[Start of Extracted records]

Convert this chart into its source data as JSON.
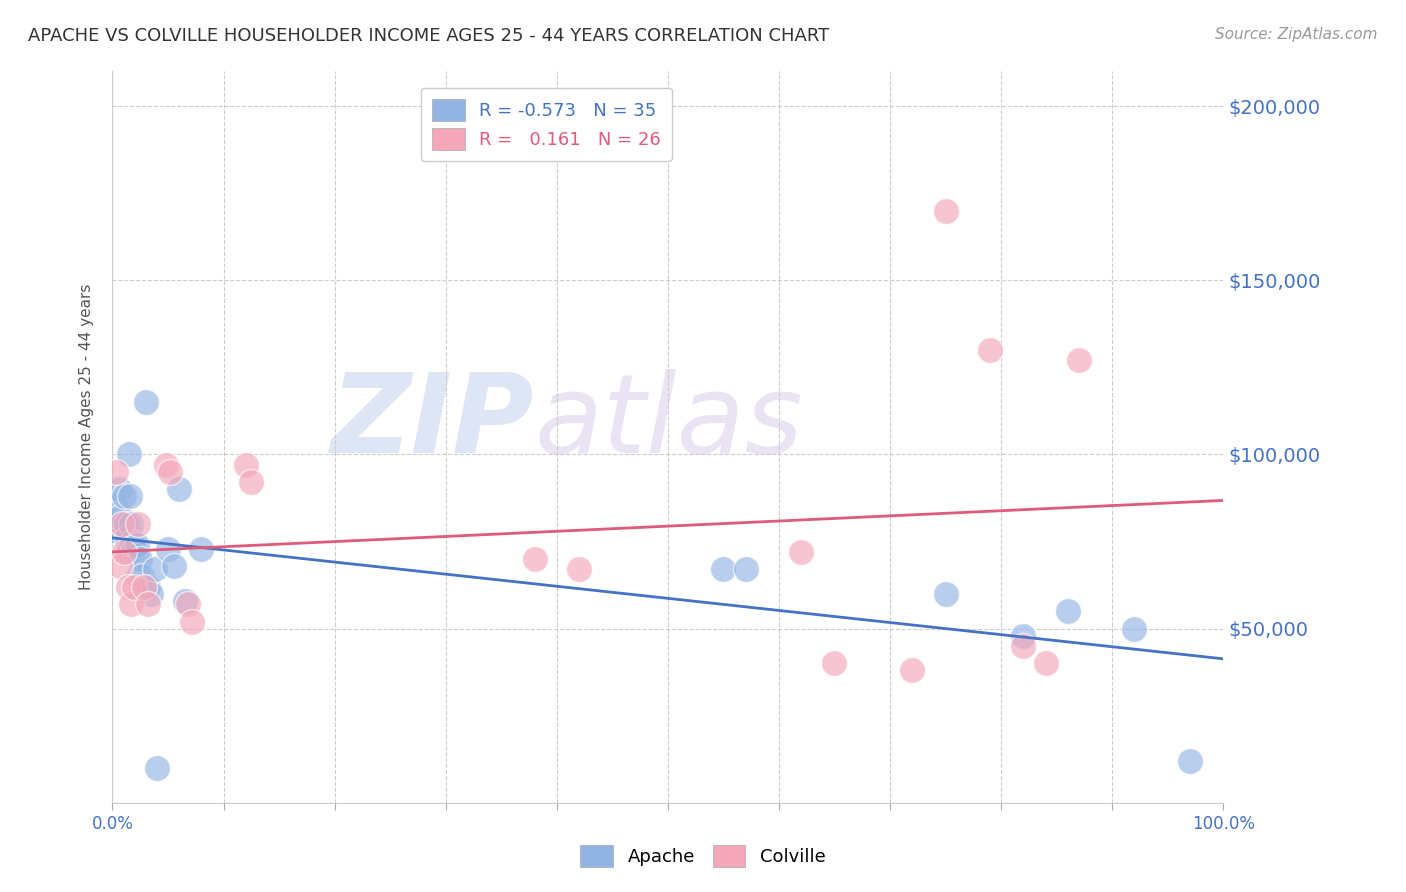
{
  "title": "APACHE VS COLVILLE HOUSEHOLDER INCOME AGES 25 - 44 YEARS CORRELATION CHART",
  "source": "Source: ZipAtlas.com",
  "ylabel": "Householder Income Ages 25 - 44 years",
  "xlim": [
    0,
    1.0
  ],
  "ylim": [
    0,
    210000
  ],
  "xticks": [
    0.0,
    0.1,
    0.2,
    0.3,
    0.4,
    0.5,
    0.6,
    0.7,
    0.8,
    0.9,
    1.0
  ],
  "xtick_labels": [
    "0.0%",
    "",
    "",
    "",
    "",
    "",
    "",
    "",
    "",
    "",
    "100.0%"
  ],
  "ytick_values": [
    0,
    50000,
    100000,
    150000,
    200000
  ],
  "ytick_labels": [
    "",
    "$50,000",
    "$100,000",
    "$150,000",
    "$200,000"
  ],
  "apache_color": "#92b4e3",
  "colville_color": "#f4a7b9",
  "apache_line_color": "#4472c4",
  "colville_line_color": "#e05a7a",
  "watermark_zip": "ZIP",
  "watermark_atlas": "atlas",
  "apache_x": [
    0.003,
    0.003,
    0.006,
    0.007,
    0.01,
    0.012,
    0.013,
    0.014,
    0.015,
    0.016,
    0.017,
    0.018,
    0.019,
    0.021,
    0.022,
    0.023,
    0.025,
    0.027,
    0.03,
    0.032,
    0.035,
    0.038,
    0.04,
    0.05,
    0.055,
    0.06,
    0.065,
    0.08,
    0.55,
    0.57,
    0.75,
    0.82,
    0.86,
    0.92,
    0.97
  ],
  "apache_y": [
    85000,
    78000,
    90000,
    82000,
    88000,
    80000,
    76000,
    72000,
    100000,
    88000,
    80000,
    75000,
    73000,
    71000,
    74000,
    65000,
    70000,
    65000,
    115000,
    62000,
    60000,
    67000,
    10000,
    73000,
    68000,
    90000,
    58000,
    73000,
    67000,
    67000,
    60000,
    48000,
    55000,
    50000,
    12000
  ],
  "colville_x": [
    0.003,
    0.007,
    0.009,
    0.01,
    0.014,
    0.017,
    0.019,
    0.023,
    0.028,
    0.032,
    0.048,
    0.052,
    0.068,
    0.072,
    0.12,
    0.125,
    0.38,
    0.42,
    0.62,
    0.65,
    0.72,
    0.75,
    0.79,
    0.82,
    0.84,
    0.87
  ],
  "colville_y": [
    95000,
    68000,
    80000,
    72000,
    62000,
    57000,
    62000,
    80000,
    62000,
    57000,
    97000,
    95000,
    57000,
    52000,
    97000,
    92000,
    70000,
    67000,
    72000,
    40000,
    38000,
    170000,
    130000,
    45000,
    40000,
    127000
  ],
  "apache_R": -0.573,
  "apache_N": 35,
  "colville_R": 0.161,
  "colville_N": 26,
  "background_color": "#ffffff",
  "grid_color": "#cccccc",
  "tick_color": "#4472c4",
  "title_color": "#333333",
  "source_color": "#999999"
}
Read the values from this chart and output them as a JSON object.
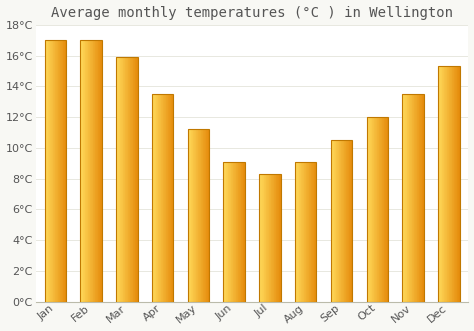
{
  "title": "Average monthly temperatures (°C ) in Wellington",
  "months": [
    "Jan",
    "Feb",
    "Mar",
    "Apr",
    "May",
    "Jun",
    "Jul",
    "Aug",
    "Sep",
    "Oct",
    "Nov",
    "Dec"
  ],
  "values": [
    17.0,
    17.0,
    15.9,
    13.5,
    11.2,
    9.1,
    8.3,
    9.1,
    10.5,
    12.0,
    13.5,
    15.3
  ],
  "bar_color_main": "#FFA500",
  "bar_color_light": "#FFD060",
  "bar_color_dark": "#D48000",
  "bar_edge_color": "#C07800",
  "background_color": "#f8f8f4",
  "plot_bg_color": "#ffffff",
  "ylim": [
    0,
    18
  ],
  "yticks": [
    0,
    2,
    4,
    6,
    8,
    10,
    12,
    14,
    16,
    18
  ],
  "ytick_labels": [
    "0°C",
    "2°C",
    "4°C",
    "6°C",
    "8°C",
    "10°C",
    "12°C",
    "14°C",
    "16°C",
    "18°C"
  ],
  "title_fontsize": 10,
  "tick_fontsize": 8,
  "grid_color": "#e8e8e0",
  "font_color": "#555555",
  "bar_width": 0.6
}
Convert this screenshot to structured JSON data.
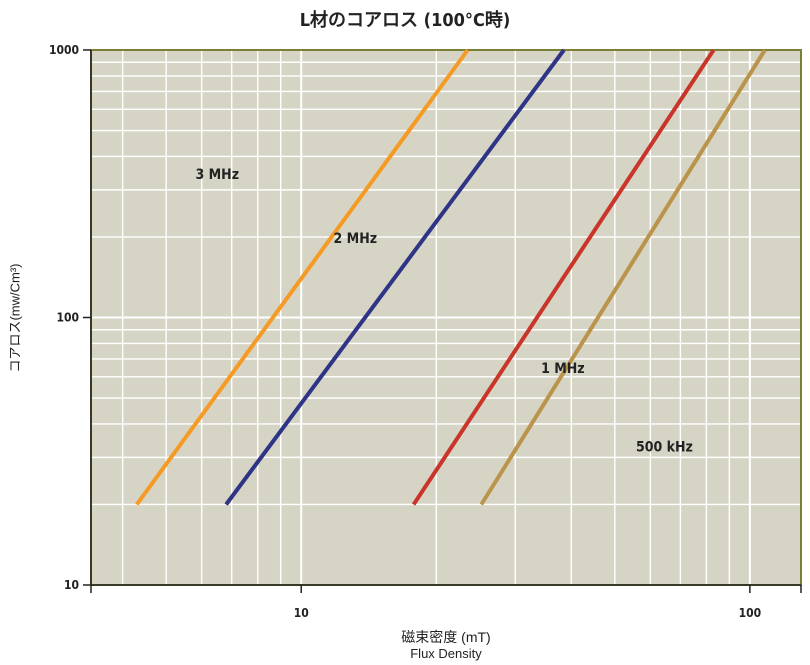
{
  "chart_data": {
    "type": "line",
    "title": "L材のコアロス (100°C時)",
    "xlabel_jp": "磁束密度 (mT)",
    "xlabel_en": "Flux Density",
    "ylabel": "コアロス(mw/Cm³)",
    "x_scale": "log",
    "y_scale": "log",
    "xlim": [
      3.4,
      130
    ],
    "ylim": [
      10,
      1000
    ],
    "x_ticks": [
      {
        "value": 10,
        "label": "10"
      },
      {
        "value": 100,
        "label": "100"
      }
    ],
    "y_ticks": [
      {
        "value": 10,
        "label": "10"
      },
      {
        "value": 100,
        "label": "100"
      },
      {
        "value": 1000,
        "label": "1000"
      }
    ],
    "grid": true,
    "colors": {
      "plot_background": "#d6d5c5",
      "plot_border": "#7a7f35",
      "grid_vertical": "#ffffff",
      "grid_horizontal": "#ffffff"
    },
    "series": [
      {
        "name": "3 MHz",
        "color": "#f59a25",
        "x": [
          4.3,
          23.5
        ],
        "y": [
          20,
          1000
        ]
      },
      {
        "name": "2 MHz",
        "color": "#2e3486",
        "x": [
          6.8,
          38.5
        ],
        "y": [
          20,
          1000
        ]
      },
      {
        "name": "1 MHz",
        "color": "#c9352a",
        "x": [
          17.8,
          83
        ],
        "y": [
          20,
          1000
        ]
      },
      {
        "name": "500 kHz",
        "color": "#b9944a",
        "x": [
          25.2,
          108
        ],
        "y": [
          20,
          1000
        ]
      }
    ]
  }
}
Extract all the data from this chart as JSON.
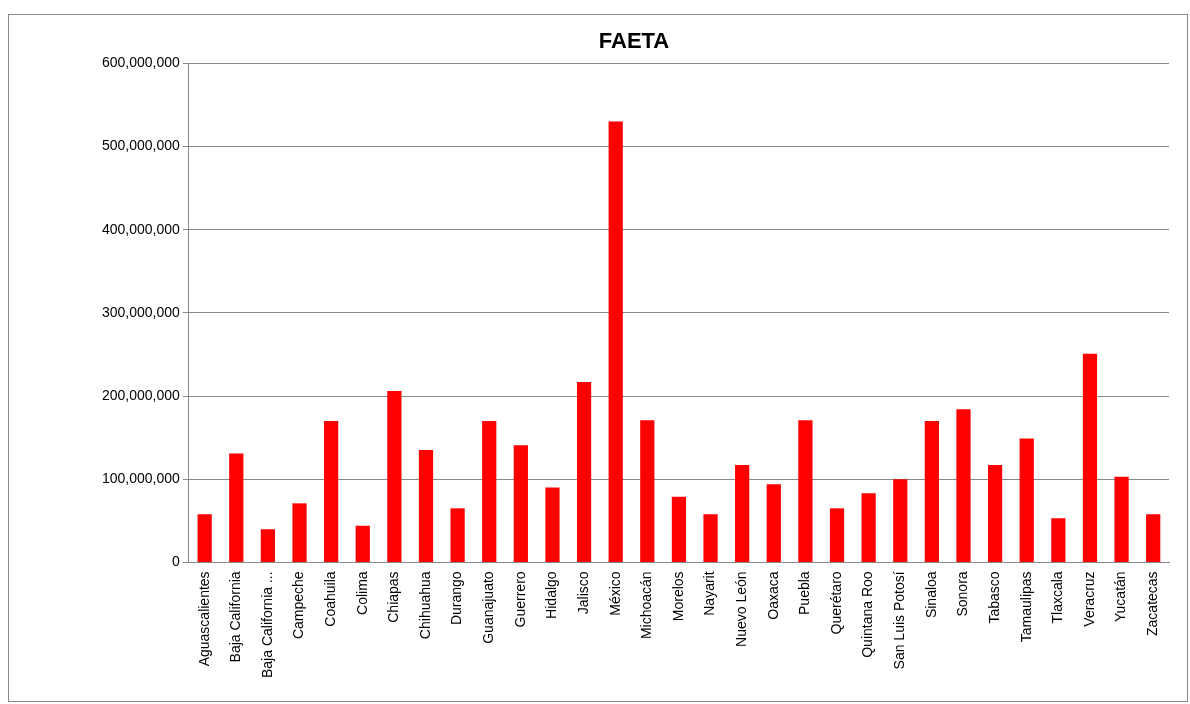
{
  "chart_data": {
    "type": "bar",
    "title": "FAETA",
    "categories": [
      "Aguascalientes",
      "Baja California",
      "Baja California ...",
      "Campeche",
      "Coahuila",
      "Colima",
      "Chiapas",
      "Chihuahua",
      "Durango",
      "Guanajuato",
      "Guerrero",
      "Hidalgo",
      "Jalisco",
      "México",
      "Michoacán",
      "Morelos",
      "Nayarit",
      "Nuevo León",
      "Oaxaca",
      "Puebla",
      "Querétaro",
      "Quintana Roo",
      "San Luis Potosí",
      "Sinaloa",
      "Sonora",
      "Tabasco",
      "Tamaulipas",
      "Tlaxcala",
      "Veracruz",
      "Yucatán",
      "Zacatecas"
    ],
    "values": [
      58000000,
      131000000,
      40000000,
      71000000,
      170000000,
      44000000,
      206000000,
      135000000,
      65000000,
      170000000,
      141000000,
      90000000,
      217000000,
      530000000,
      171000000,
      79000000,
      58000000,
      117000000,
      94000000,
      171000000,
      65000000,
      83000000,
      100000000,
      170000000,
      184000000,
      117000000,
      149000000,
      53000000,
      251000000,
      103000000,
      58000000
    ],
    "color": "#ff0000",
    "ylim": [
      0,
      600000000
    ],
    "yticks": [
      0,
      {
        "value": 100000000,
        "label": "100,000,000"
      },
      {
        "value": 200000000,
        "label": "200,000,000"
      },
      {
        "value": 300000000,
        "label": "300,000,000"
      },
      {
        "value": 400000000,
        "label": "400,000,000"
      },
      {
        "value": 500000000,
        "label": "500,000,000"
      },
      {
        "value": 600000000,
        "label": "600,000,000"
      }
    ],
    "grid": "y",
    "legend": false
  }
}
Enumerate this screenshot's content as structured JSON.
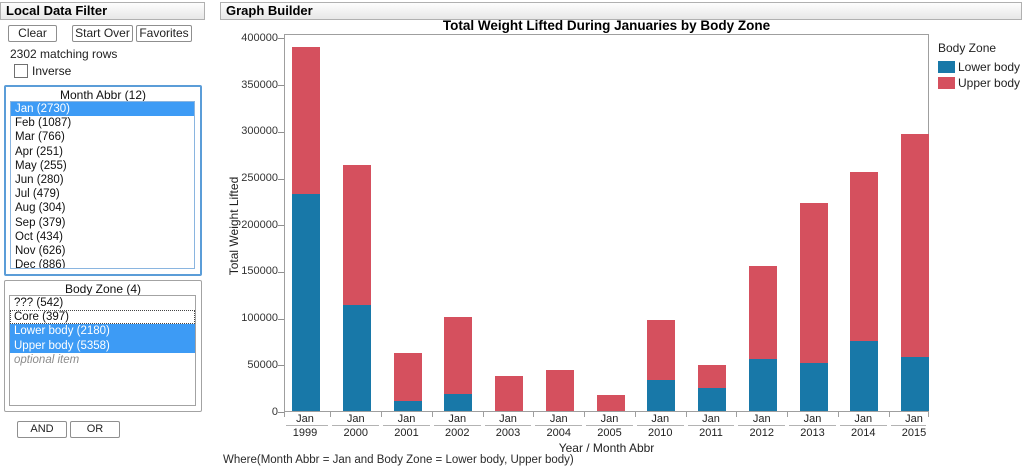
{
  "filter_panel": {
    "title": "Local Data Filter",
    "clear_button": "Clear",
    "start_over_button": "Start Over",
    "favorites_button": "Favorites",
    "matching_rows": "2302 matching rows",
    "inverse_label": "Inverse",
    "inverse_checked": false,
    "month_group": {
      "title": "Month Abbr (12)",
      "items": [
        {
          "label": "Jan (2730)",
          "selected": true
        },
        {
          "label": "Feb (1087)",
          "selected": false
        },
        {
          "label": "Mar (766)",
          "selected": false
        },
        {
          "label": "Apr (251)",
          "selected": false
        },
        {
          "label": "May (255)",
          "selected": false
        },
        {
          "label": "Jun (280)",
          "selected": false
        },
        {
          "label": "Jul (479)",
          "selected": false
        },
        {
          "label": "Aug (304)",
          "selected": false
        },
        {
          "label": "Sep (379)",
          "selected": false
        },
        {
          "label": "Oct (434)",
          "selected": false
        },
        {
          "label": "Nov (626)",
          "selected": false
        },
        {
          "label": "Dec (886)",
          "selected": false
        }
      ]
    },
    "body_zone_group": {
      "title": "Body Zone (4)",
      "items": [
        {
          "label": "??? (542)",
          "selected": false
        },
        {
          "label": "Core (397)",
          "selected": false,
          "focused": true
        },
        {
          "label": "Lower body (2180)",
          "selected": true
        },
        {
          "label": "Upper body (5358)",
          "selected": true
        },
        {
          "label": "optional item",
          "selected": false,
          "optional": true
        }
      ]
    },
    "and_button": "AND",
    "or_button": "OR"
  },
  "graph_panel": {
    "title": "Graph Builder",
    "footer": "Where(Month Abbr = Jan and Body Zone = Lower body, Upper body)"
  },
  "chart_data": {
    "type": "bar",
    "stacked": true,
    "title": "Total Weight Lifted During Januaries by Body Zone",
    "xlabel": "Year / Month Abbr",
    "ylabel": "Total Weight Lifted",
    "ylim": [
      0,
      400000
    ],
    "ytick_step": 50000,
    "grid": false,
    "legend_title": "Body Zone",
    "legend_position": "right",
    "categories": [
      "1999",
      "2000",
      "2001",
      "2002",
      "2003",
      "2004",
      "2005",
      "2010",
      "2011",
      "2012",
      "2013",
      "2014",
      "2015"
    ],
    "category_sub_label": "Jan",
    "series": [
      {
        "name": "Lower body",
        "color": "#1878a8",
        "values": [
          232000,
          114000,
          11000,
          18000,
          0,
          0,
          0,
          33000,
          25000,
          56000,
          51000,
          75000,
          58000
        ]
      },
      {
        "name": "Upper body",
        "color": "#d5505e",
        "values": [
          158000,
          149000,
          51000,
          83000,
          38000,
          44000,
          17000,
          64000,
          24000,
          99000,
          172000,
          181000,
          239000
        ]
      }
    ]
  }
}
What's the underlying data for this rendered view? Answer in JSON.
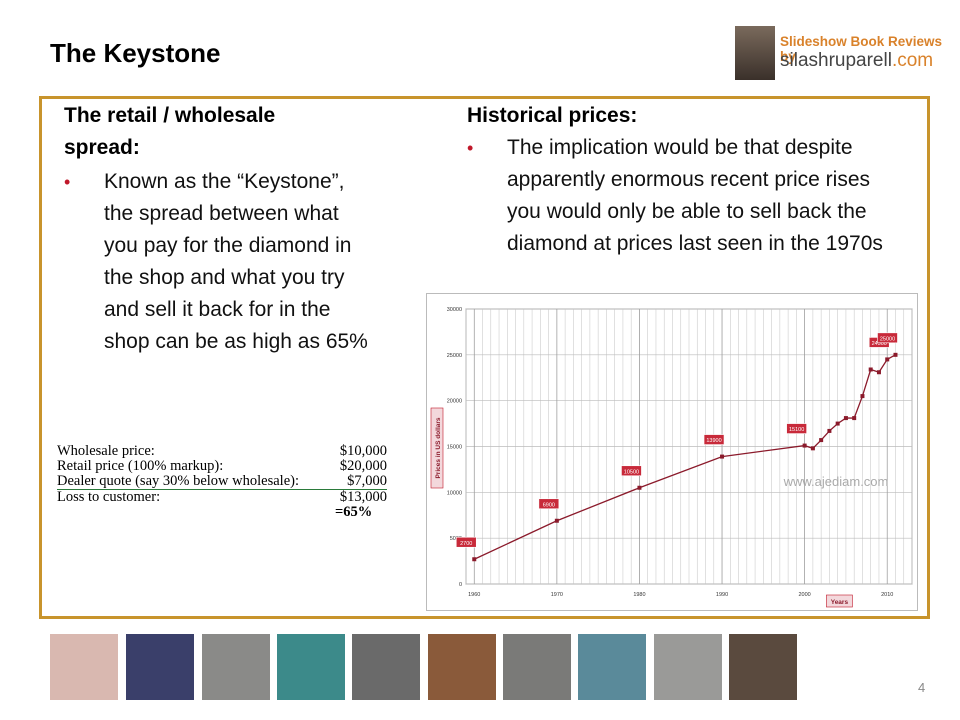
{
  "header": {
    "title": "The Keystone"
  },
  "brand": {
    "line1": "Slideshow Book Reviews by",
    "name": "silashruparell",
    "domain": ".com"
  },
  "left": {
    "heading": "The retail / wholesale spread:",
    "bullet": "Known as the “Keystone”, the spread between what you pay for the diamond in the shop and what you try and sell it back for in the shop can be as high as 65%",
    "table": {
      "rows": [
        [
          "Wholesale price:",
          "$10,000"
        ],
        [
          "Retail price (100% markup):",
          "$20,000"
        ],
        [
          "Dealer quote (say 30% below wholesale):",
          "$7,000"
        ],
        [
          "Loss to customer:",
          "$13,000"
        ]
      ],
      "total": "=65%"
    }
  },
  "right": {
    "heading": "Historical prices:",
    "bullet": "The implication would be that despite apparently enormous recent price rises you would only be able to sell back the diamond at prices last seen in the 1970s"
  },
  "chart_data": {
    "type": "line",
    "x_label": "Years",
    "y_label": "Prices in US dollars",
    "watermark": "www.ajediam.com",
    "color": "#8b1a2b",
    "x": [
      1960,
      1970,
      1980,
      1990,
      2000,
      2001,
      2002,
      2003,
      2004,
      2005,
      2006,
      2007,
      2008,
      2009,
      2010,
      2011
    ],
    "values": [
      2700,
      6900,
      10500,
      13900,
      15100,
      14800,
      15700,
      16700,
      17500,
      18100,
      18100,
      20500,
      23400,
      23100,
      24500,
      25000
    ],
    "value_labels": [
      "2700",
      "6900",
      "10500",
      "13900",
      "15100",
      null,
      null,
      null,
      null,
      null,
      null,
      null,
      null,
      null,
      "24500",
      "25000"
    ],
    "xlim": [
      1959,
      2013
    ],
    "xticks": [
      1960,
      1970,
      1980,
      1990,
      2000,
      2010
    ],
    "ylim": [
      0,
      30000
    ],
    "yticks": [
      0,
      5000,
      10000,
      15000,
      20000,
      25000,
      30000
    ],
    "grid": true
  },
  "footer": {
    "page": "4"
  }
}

[End of Extracted records]

**Goal**
Work out how many lines of the listing above include the word "heading". Reply with nothing but the count.

**Complete output**
2